DIRECTIVE => Write the records out again, precisely as they stand.
**********
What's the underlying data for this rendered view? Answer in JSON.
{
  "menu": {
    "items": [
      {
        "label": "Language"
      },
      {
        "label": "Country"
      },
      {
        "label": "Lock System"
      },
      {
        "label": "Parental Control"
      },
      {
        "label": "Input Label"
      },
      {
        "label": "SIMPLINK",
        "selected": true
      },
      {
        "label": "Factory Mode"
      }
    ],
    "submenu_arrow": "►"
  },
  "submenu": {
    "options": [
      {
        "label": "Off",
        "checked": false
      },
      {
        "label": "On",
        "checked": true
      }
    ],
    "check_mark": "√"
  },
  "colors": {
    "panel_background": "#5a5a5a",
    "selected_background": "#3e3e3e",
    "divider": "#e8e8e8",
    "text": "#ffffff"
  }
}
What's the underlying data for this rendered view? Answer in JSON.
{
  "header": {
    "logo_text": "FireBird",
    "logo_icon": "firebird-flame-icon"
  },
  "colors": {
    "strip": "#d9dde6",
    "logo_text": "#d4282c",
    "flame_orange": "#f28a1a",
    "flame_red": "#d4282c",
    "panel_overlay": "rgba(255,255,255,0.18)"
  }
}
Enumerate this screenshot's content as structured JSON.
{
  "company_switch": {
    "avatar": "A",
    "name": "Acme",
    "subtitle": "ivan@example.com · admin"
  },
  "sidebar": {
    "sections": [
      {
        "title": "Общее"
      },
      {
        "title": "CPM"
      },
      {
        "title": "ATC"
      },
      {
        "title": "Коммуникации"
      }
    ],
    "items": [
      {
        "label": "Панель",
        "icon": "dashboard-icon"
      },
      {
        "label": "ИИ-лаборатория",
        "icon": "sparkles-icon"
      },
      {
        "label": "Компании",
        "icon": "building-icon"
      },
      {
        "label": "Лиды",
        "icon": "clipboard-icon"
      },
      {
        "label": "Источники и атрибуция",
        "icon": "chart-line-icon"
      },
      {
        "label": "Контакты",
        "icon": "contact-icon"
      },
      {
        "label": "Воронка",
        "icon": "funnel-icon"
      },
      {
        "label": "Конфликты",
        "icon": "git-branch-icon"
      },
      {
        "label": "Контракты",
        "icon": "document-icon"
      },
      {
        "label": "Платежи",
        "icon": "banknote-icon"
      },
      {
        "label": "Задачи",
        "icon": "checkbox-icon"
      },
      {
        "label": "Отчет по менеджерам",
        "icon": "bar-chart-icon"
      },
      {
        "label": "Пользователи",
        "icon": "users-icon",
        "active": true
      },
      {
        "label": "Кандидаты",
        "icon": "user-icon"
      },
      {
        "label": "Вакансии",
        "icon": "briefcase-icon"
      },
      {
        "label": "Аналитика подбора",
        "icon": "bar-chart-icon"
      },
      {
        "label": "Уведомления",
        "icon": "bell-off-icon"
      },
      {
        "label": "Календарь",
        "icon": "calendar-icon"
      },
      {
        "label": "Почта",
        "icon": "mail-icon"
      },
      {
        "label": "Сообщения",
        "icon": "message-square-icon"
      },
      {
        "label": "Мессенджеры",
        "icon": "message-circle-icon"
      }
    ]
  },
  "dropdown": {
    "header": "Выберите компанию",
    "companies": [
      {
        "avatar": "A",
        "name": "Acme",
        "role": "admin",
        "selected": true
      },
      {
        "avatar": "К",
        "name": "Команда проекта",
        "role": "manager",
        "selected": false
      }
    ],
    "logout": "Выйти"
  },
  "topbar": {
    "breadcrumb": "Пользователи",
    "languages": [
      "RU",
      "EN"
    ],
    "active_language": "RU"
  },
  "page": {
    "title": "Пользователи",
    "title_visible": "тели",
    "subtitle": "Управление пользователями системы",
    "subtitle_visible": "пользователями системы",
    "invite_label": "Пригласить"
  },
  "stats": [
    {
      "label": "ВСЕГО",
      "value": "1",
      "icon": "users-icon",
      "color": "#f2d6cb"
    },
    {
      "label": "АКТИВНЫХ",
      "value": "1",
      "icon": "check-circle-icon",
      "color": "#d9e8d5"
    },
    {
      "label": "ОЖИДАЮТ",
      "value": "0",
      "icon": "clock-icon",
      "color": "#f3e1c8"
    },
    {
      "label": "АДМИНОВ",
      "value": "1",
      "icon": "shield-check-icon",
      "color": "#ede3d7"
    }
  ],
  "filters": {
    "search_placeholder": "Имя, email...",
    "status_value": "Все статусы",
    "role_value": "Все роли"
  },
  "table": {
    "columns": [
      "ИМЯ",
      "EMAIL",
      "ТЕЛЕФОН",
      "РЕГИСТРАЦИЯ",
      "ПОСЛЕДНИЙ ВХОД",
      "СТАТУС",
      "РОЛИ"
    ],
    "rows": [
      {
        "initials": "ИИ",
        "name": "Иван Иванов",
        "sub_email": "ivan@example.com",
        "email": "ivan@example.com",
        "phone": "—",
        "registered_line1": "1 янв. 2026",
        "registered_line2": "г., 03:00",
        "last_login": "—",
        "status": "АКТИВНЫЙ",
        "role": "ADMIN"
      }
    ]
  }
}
**********
SOLVED PROBLEM =>
What's the underlying data for this rendered view? Answer in JSON.
{
  "menu": {
    "items": [
      {
        "label": "Language"
      },
      {
        "label": "Country"
      },
      {
        "label": "Lock System"
      },
      {
        "label": "Parental Control"
      },
      {
        "label": "Input Label"
      },
      {
        "label": "SIMPLINK",
        "selected": true
      },
      {
        "label": "Factory Mode"
      }
    ],
    "submenu_arrow": "►"
  },
  "submenu": {
    "options": [
      {
        "label": "Off",
        "checked": false
      },
      {
        "label": "On",
        "checked": true
      }
    ],
    "check_mark": "√"
  },
  "colors": {
    "panel_background": "#5a5a5a",
    "selected_background": "#3e3e3e",
    "divider": "#e8e8e8",
    "text": "#ffffff"
  }
}
What's the underlying data for this rendered view? Answer in JSON.
{
  "header": {
    "logo_text": "FireBird",
    "logo_icon": "firebird-flame-icon"
  },
  "colors": {
    "strip": "#d9dde6",
    "logo_text": "#d4282c",
    "flame_orange": "#f28a1a",
    "flame_red": "#d4282c",
    "panel_overlay": "rgba(255,255,255,0.18)"
  }
}
Enumerate this screenshot's content as structured JSON.
{
  "company_switch": {
    "avatar": "A",
    "name": "Acme",
    "subtitle": "ivan@example.com · admin"
  },
  "sidebar": {
    "sections": [
      {
        "title": "Общее"
      },
      {
        "title": "CPM"
      },
      {
        "title": "ATC"
      },
      {
        "title": "Коммуникации"
      }
    ],
    "items": [
      {
        "label": "Панель",
        "icon": "dashboard-icon"
      },
      {
        "label": "ИИ-лаборатория",
        "icon": "sparkles-icon"
      },
      {
        "label": "Компании",
        "icon": "building-icon"
      },
      {
        "label": "Лиды",
        "icon": "clipboard-icon"
      },
      {
        "label": "Источники и атрибуция",
        "icon": "chart-line-icon"
      },
      {
        "label": "Контакты",
        "icon": "contact-icon"
      },
      {
        "label": "Воронка",
        "icon": "funnel-icon"
      },
      {
        "label": "Конфликты",
        "icon": "git-branch-icon"
      },
      {
        "label": "Контракты",
        "icon": "document-icon"
      },
      {
        "label": "Платежи",
        "icon": "banknote-icon"
      },
      {
        "label": "Задачи",
        "icon": "checkbox-icon"
      },
      {
        "label": "Отчет по менеджерам",
        "icon": "bar-chart-icon"
      },
      {
        "label": "Пользователи",
        "icon": "users-icon",
        "active": true
      },
      {
        "label": "Кандидаты",
        "icon": "user-icon"
      },
      {
        "label": "Вакансии",
        "icon": "briefcase-icon"
      },
      {
        "label": "Аналитика подбора",
        "icon": "bar-chart-icon"
      },
      {
        "label": "Уведомления",
        "icon": "bell-off-icon"
      },
      {
        "label": "Календарь",
        "icon": "calendar-icon"
      },
      {
        "label": "Почта",
        "icon": "mail-icon"
      },
      {
        "label": "Сообщения",
        "icon": "message-square-icon"
      },
      {
        "label": "Мессенджеры",
        "icon": "message-circle-icon"
      }
    ]
  },
  "dropdown": {
    "header": "Выберите компанию",
    "companies": [
      {
        "avatar": "A",
        "name": "Acme",
        "role": "admin",
        "selected": true
      },
      {
        "avatar": "К",
        "name": "Команда проекта",
        "role": "manager",
        "selected": false
      }
    ],
    "logout": "Выйти"
  },
  "topbar": {
    "breadcrumb": "Пользователи",
    "languages": [
      "RU",
      "EN"
    ],
    "active_language": "RU"
  },
  "page": {
    "title": "Пользователи",
    "title_visible": "тели",
    "subtitle": "Управление пользователями системы",
    "subtitle_visible": "пользователями системы",
    "invite_label": "Пригласить"
  },
  "stats": [
    {
      "label": "ВСЕГО",
      "value": "1",
      "icon": "users-icon",
      "color": "#f2d6cb"
    },
    {
      "label": "АКТИВНЫХ",
      "value": "1",
      "icon": "check-circle-icon",
      "color": "#d9e8d5"
    },
    {
      "label": "ОЖИДАЮТ",
      "value": "0",
      "icon": "clock-icon",
      "color": "#f3e1c8"
    },
    {
      "label": "АДМИНОВ",
      "value": "1",
      "icon": "shield-check-icon",
      "color": "#ede3d7"
    }
  ],
  "filters": {
    "search_placeholder": "Имя, email...",
    "status_value": "Все статусы",
    "role_value": "Все роли"
  },
  "table": {
    "columns": [
      "ИМЯ",
      "EMAIL",
      "ТЕЛЕФОН",
      "РЕГИСТРАЦИЯ",
      "ПОСЛЕДНИЙ ВХОД",
      "СТАТУС",
      "РОЛИ"
    ],
    "rows": [
      {
        "initials": "ИИ",
        "name": "Иван Иванов",
        "sub_email": "ivan@example.com",
        "email": "ivan@example.com",
        "phone": "—",
        "registered_line1": "1 янв. 2026",
        "registered_line2": "г., 03:00",
        "last_login": "—",
        "status": "АКТИВНЫЙ",
        "role": "ADMIN"
      }
    ]
  }
}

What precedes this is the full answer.